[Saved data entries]

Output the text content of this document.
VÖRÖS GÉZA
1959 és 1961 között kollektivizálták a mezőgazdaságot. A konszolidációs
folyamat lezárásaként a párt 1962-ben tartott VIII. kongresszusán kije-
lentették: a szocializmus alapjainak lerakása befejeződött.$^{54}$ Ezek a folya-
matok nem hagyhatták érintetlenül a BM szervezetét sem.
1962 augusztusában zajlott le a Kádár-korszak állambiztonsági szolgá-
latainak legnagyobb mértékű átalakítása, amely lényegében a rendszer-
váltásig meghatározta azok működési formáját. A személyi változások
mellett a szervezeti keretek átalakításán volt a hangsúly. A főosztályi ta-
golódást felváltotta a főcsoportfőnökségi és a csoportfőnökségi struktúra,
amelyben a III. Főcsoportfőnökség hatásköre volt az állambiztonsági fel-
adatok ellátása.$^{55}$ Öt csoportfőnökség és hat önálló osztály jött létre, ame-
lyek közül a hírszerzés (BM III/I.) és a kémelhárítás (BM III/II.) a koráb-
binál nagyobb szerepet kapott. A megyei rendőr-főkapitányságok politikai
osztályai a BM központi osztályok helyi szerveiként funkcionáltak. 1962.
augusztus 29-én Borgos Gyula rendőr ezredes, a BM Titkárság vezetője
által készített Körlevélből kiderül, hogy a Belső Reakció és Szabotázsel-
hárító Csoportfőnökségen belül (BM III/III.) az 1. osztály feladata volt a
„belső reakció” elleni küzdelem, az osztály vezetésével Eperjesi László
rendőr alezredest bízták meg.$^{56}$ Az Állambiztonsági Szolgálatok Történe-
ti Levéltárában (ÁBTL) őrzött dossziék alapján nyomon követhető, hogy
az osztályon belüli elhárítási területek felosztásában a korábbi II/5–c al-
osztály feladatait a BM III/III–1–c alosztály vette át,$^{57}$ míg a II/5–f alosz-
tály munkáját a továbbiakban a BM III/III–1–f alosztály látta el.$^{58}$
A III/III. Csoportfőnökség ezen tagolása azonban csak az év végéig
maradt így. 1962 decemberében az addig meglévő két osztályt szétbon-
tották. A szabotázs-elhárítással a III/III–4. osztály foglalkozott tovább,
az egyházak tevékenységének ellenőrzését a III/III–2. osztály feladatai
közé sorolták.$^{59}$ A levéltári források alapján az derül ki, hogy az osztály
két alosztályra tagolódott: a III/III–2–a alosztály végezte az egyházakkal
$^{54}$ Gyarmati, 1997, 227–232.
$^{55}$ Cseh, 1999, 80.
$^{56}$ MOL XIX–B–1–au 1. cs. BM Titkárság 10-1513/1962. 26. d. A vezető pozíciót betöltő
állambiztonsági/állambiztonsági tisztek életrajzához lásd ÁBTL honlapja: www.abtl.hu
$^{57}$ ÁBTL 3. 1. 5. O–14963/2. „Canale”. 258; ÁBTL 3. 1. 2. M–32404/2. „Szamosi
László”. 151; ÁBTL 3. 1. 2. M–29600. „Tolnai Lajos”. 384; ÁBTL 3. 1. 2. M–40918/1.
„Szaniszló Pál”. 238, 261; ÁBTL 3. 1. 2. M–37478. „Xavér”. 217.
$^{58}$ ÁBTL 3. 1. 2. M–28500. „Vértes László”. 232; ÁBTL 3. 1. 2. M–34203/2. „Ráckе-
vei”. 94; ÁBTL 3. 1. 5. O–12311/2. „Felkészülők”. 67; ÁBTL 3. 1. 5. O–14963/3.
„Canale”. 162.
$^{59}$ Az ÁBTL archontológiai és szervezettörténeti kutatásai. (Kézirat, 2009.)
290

**Exercise goal**
Extract each line of the listing above, copying it word for word.

**Solution to the exercise**
Output the text content of this document.
VÖRÖS GÉZA
1959 és 1961 között kollektivizálták a mezőgazdaságot. A konszolidációs
folyamat lezárásaként a párt 1962-ben tartott VIII. kongresszusán kije-
lentették: a szocializmus alapjainak lerakása befejeződött.$^{54}$ Ezek a folya-
matok nem hagyhatták érintetlenül a BM szervezetét sem.
1962 augusztusában zajlott le a Kádár-korszak állambiztonsági szolgá-
latainak legnagyobb mértékű átalakítása, amely lényegében a rendszer-
váltásig meghatározta azok működési formáját. A személyi változások
mellett a szervezeti keretek átalakításán volt a hangsúly. A főosztályi ta-
golódást felváltotta a főcsoportfőnökségi és a csoportfőnökségi struktúra,
amelyben a III. Főcsoportfőnökség hatásköre volt az állambiztonsági fel-
adatok ellátása.$^{55}$ Öt csoportfőnökség és hat önálló osztály jött létre, ame-
lyek közül a hírszerzés (BM III/I.) és a kémelhárítás (BM III/II.) a koráb-
binál nagyobb szerepet kapott. A megyei rendőr-főkapitányságok politikai
osztályai a BM központi osztályok helyi szerveiként funkcionáltak. 1962.
augusztus 29-én Borgos Gyula rendőr ezredes, a BM Titkárság vezetője
által készített Körlevélből kiderül, hogy a Belső Reakció és Szabotázsel-
hárító Csoportfőnökségen belül (BM III/III.) az 1. osztály feladata volt a
„belső reakció” elleni küzdelem, az osztály vezetésével Eperjesi László
rendőr alezredest bízták meg.$^{56}$ Az Állambiztonsági Szolgálatok Történe-
ti Levéltárában (ÁBTL) őrzött dossziék alapján nyomon követhető, hogy
az osztályon belüli elhárítási területek felosztásában a korábbi II/5–c al-
osztály feladatait a BM III/III–1–c alosztály vette át,$^{57}$ míg a II/5–f alosz-
tály munkáját a továbbiakban a BM III/III–1–f alosztály látta el.$^{58}$
A III/III. Csoportfőnökség ezen tagolása azonban csak az év végéig
maradt így. 1962 decemberében az addig meglévő két osztályt szétbon-
tották. A szabotázs-elhárítással a III/III–4. osztály foglalkozott tovább,
az egyházak tevékenységének ellenőrzését a III/III–2. osztály feladatai
közé sorolták.$^{59}$ A levéltári források alapján az derül ki, hogy az osztály
két alosztályra tagolódott: a III/III–2–a alosztály végezte az egyházakkal
$^{54}$ Gyarmati, 1997, 227–232.
$^{55}$ Cseh, 1999, 80.
$^{56}$ MOL XIX–B–1–au 1. cs. BM Titkárság 10-1513/1962. 26. d. A vezető pozíciót betöltő
állambiztonsági/állambiztonsági tisztek életrajzához lásd ÁBTL honlapja: www.abtl.hu
$^{57}$ ÁBTL 3. 1. 5. O–14963/2. „Canale”. 258; ÁBTL 3. 1. 2. M–32404/2. „Szamosi
László”. 151; ÁBTL 3. 1. 2. M–29600. „Tolnai Lajos”. 384; ÁBTL 3. 1. 2. M–40918/1.
„Szaniszló Pál”. 238, 261; ÁBTL 3. 1. 2. M–37478. „Xavér”. 217.
$^{58}$ ÁBTL 3. 1. 2. M–28500. „Vértes László”. 232; ÁBTL 3. 1. 2. M–34203/2. „Ráckе-
vei”. 94; ÁBTL 3. 1. 5. O–12311/2. „Felkészülők”. 67; ÁBTL 3. 1. 5. O–14963/3.
„Canale”. 162.
$^{59}$ Az ÁBTL archontológiai és szervezettörténeti kutatásai. (Kézirat, 2009.)
290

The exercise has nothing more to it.